All the data should come back exactly as it was given.

* * * * *

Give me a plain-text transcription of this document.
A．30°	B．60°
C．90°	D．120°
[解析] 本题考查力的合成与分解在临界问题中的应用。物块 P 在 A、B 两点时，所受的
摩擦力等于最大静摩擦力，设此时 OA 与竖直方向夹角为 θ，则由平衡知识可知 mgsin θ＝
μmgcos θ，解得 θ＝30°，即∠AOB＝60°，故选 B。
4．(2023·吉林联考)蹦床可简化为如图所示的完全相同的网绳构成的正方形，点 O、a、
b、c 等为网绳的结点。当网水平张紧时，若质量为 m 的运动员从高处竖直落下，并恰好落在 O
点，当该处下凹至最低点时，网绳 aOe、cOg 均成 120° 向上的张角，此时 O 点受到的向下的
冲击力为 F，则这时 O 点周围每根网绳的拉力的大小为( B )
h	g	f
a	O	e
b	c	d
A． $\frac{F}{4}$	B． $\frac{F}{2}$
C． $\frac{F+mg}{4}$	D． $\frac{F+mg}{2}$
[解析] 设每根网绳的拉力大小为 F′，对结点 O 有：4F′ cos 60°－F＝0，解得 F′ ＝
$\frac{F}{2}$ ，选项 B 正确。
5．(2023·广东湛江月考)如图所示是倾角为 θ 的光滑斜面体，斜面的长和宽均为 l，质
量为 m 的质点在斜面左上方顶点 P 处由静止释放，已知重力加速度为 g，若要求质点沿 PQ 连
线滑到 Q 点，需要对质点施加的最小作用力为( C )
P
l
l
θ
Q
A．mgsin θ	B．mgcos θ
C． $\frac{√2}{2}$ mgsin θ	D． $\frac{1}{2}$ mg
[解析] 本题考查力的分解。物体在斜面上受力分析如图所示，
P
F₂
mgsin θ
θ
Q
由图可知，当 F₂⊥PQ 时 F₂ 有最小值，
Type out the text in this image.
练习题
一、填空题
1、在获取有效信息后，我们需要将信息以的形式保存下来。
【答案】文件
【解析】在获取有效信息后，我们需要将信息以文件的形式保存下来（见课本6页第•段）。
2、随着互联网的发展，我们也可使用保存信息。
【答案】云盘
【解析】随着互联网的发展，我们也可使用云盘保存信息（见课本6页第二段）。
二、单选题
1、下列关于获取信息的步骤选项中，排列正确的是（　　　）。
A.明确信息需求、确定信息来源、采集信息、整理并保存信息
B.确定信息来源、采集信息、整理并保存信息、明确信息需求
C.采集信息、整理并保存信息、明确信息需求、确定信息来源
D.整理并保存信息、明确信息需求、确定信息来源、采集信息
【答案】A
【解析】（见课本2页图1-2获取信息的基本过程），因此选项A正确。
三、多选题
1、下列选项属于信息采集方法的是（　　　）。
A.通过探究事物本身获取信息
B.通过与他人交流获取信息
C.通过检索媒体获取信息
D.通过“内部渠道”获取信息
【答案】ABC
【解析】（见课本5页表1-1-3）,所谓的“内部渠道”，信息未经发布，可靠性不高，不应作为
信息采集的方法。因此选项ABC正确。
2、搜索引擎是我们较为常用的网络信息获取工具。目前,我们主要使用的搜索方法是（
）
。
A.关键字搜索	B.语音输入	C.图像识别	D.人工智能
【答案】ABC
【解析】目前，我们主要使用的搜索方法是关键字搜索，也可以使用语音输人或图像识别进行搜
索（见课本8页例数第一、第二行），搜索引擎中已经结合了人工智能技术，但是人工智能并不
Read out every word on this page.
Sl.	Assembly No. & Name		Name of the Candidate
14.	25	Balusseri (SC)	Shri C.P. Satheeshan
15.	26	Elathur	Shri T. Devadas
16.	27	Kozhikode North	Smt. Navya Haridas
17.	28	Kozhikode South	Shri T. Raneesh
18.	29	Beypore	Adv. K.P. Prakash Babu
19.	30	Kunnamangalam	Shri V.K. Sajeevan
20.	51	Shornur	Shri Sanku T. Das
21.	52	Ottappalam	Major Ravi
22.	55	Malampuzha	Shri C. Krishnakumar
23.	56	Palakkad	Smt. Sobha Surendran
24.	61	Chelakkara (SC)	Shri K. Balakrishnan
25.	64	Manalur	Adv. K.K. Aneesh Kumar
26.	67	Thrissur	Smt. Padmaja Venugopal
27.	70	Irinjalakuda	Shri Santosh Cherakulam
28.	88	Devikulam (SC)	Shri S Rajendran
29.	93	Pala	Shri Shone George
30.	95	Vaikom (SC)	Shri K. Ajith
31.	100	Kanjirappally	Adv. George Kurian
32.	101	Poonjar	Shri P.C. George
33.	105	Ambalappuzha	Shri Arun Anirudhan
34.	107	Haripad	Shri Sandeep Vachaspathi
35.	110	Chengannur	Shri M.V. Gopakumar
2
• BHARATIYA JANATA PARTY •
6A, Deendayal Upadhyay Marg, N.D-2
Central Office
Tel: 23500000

* * * * *

__Output for this exercise__:
Give me a plain-text transcription of this document.
A．30°	B．60°
C．90°	D．120°
[解析] 本题考查力的合成与分解在临界问题中的应用。物块 P 在 A、B 两点时，所受的
摩擦力等于最大静摩擦力，设此时 OA 与竖直方向夹角为 θ，则由平衡知识可知 mgsin θ＝
μmgcos θ，解得 θ＝30°，即∠AOB＝60°，故选 B。
4．(2023·吉林联考)蹦床可简化为如图所示的完全相同的网绳构成的正方形，点 O、a、
b、c 等为网绳的结点。当网水平张紧时，若质量为 m 的运动员从高处竖直落下，并恰好落在 O
点，当该处下凹至最低点时，网绳 aOe、cOg 均成 120° 向上的张角，此时 O 点受到的向下的
冲击力为 F，则这时 O 点周围每根网绳的拉力的大小为( B )
h	g	f
a	O	e
b	c	d
A． $\frac{F}{4}$	B． $\frac{F}{2}$
C． $\frac{F+mg}{4}$	D． $\frac{F+mg}{2}$
[解析] 设每根网绳的拉力大小为 F′，对结点 O 有：4F′ cos 60°－F＝0，解得 F′ ＝
$\frac{F}{2}$ ，选项 B 正确。
5．(2023·广东湛江月考)如图所示是倾角为 θ 的光滑斜面体，斜面的长和宽均为 l，质
量为 m 的质点在斜面左上方顶点 P 处由静止释放，已知重力加速度为 g，若要求质点沿 PQ 连
线滑到 Q 点，需要对质点施加的最小作用力为( C )
P
l
l
θ
Q
A．mgsin θ	B．mgcos θ
C． $\frac{√2}{2}$ mgsin θ	D． $\frac{1}{2}$ mg
[解析] 本题考查力的分解。物体在斜面上受力分析如图所示，
P
F₂
mgsin θ
θ
Q
由图可知，当 F₂⊥PQ 时 F₂ 有最小值，
Type out the text in this image.
练习题
一、填空题
1、在获取有效信息后，我们需要将信息以的形式保存下来。
【答案】文件
【解析】在获取有效信息后，我们需要将信息以文件的形式保存下来（见课本6页第•段）。
2、随着互联网的发展，我们也可使用保存信息。
【答案】云盘
【解析】随着互联网的发展，我们也可使用云盘保存信息（见课本6页第二段）。
二、单选题
1、下列关于获取信息的步骤选项中，排列正确的是（　　　）。
A.明确信息需求、确定信息来源、采集信息、整理并保存信息
B.确定信息来源、采集信息、整理并保存信息、明确信息需求
C.采集信息、整理并保存信息、明确信息需求、确定信息来源
D.整理并保存信息、明确信息需求、确定信息来源、采集信息
【答案】A
【解析】（见课本2页图1-2获取信息的基本过程），因此选项A正确。
三、多选题
1、下列选项属于信息采集方法的是（　　　）。
A.通过探究事物本身获取信息
B.通过与他人交流获取信息
C.通过检索媒体获取信息
D.通过“内部渠道”获取信息
【答案】ABC
【解析】（见课本5页表1-1-3）,所谓的“内部渠道”，信息未经发布，可靠性不高，不应作为
信息采集的方法。因此选项ABC正确。
2、搜索引擎是我们较为常用的网络信息获取工具。目前,我们主要使用的搜索方法是（
）
。
A.关键字搜索	B.语音输入	C.图像识别	D.人工智能
【答案】ABC
【解析】目前，我们主要使用的搜索方法是关键字搜索，也可以使用语音输人或图像识别进行搜
索（见课本8页例数第一、第二行），搜索引擎中已经结合了人工智能技术，但是人工智能并不
Read out every word on this page.
Sl.	Assembly No. & Name		Name of the Candidate
14.	25	Balusseri (SC)	Shri C.P. Satheeshan
15.	26	Elathur	Shri T. Devadas
16.	27	Kozhikode North	Smt. Navya Haridas
17.	28	Kozhikode South	Shri T. Raneesh
18.	29	Beypore	Adv. K.P. Prakash Babu
19.	30	Kunnamangalam	Shri V.K. Sajeevan
20.	51	Shornur	Shri Sanku T. Das
21.	52	Ottappalam	Major Ravi
22.	55	Malampuzha	Shri C. Krishnakumar
23.	56	Palakkad	Smt. Sobha Surendran
24.	61	Chelakkara (SC)	Shri K. Balakrishnan
25.	64	Manalur	Adv. K.K. Aneesh Kumar
26.	67	Thrissur	Smt. Padmaja Venugopal
27.	70	Irinjalakuda	Shri Santosh Cherakulam
28.	88	Devikulam (SC)	Shri S Rajendran
29.	93	Pala	Shri Shone George
30.	95	Vaikom (SC)	Shri K. Ajith
31.	100	Kanjirappally	Adv. George Kurian
32.	101	Poonjar	Shri P.C. George
33.	105	Ambalappuzha	Shri Arun Anirudhan
34.	107	Haripad	Shri Sandeep Vachaspathi
35.	110	Chengannur	Shri M.V. Gopakumar
2
• BHARATIYA JANATA PARTY •
6A, Deendayal Upadhyay Marg, N.D-2
Central Office
Tel: 23500000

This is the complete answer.